• **WORK TO BE COMPLETED**: Word for word, repeat the entries, minus the pictures.

• **Figure data in JSON**:
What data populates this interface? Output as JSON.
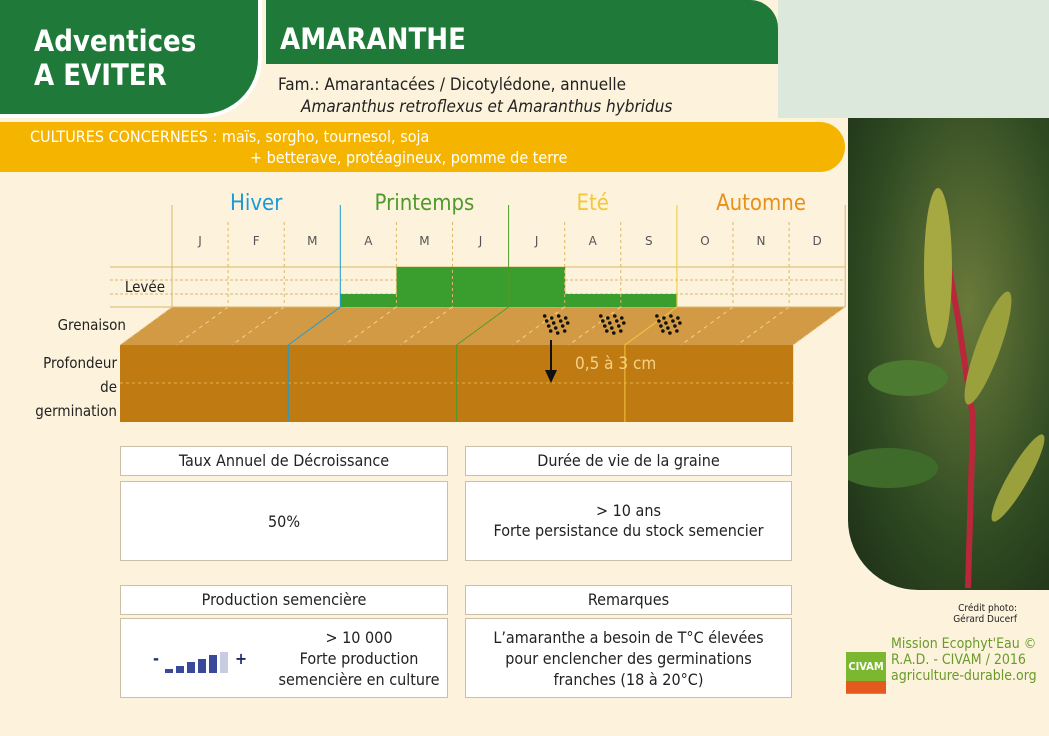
{
  "brand": {
    "line1": "Adventices",
    "line2": "A EVITER"
  },
  "title": "AMARANTHE",
  "family": "Fam.: Amarantacées / Dicotylédone, annuelle",
  "species": "Amaranthus retroflexus et Amaranthus hybridus",
  "cultures": {
    "line1": "CULTURES CONCERNEES : maïs, sorgho, tournesol, soja",
    "line2": "+ betterave, protéagineux, pomme de terre"
  },
  "chart": {
    "seasons": [
      {
        "label": "Hiver",
        "color": "#1a9ad6"
      },
      {
        "label": "Printemps",
        "color": "#4f9a2a"
      },
      {
        "label": "Eté",
        "color": "#f2c83a"
      },
      {
        "label": "Automne",
        "color": "#e8901a"
      }
    ],
    "months": [
      "J",
      "F",
      "M",
      "A",
      "M",
      "J",
      "J",
      "A",
      "S",
      "O",
      "N",
      "D"
    ],
    "row_labels": {
      "levee": "Levée",
      "grenaison": "Grenaison",
      "profondeur1": "Profondeur",
      "profondeur2": "de",
      "profondeur3": "germination"
    },
    "levee_level": [
      0,
      0,
      0,
      1,
      3,
      3,
      3,
      1,
      1,
      0,
      0,
      0
    ],
    "grenaison_months": [
      7,
      8,
      9
    ],
    "depth": "0,5 à 3 cm",
    "colors": {
      "levee": "#3a9e2e",
      "soil_top": "#d39a45",
      "soil_front": "#c07a12"
    }
  },
  "boxes": {
    "decay": {
      "title": "Taux Annuel de Décroissance",
      "value": "50%"
    },
    "life": {
      "title": "Durée de vie de la graine",
      "line1": "> 10 ans",
      "line2": "Forte persistance du stock semencier"
    },
    "production": {
      "title": "Production semencière",
      "line1": "> 10 000",
      "line2": "Forte production",
      "line3": "semencière en culture",
      "minus": "-",
      "plus": "+",
      "level": 5,
      "max": 6
    },
    "remarks": {
      "title": "Remarques",
      "line1": "L’amaranthe a besoin de T°C élevées",
      "line2": "pour enclencher des germinations",
      "line3": "franches (18 à 20°C)"
    }
  },
  "credit": {
    "line1": "Crédit photo:",
    "line2": "Gérard Ducerf"
  },
  "footer": {
    "line1": "Mission Ecophyt'Eau ©",
    "line2": "R.A.D. - CIVAM / 2016",
    "line3": "agriculture-durable.org",
    "logo": "CIVAM"
  }
}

• **EXERCISE RESPONSE**:
What data populates this interface? Output as JSON.
{
  "brand": {
    "line1": "Adventices",
    "line2": "A EVITER"
  },
  "title": "AMARANTHE",
  "family": "Fam.: Amarantacées / Dicotylédone, annuelle",
  "species": "Amaranthus retroflexus et Amaranthus hybridus",
  "cultures": {
    "line1": "CULTURES CONCERNEES : maïs, sorgho, tournesol, soja",
    "line2": "+ betterave, protéagineux, pomme de terre"
  },
  "chart": {
    "seasons": [
      {
        "label": "Hiver",
        "color": "#1a9ad6"
      },
      {
        "label": "Printemps",
        "color": "#4f9a2a"
      },
      {
        "label": "Eté",
        "color": "#f2c83a"
      },
      {
        "label": "Automne",
        "color": "#e8901a"
      }
    ],
    "months": [
      "J",
      "F",
      "M",
      "A",
      "M",
      "J",
      "J",
      "A",
      "S",
      "O",
      "N",
      "D"
    ],
    "row_labels": {
      "levee": "Levée",
      "grenaison": "Grenaison",
      "profondeur1": "Profondeur",
      "profondeur2": "de",
      "profondeur3": "germination"
    },
    "levee_level": [
      0,
      0,
      0,
      1,
      3,
      3,
      3,
      1,
      1,
      0,
      0,
      0
    ],
    "grenaison_months": [
      7,
      8,
      9
    ],
    "depth": "0,5 à 3 cm",
    "colors": {
      "levee": "#3a9e2e",
      "soil_top": "#d39a45",
      "soil_front": "#c07a12"
    }
  },
  "boxes": {
    "decay": {
      "title": "Taux Annuel de Décroissance",
      "value": "50%"
    },
    "life": {
      "title": "Durée de vie de la graine",
      "line1": "> 10 ans",
      "line2": "Forte persistance du stock semencier"
    },
    "production": {
      "title": "Production semencière",
      "line1": "> 10 000",
      "line2": "Forte production",
      "line3": "semencière en culture",
      "minus": "-",
      "plus": "+",
      "level": 5,
      "max": 6
    },
    "remarks": {
      "title": "Remarques",
      "line1": "L’amaranthe a besoin de T°C élevées",
      "line2": "pour enclencher des germinations",
      "line3": "franches (18 à 20°C)"
    }
  },
  "credit": {
    "line1": "Crédit photo:",
    "line2": "Gérard Ducerf"
  },
  "footer": {
    "line1": "Mission Ecophyt'Eau ©",
    "line2": "R.A.D. - CIVAM / 2016",
    "line3": "agriculture-durable.org",
    "logo": "CIVAM"
  }
}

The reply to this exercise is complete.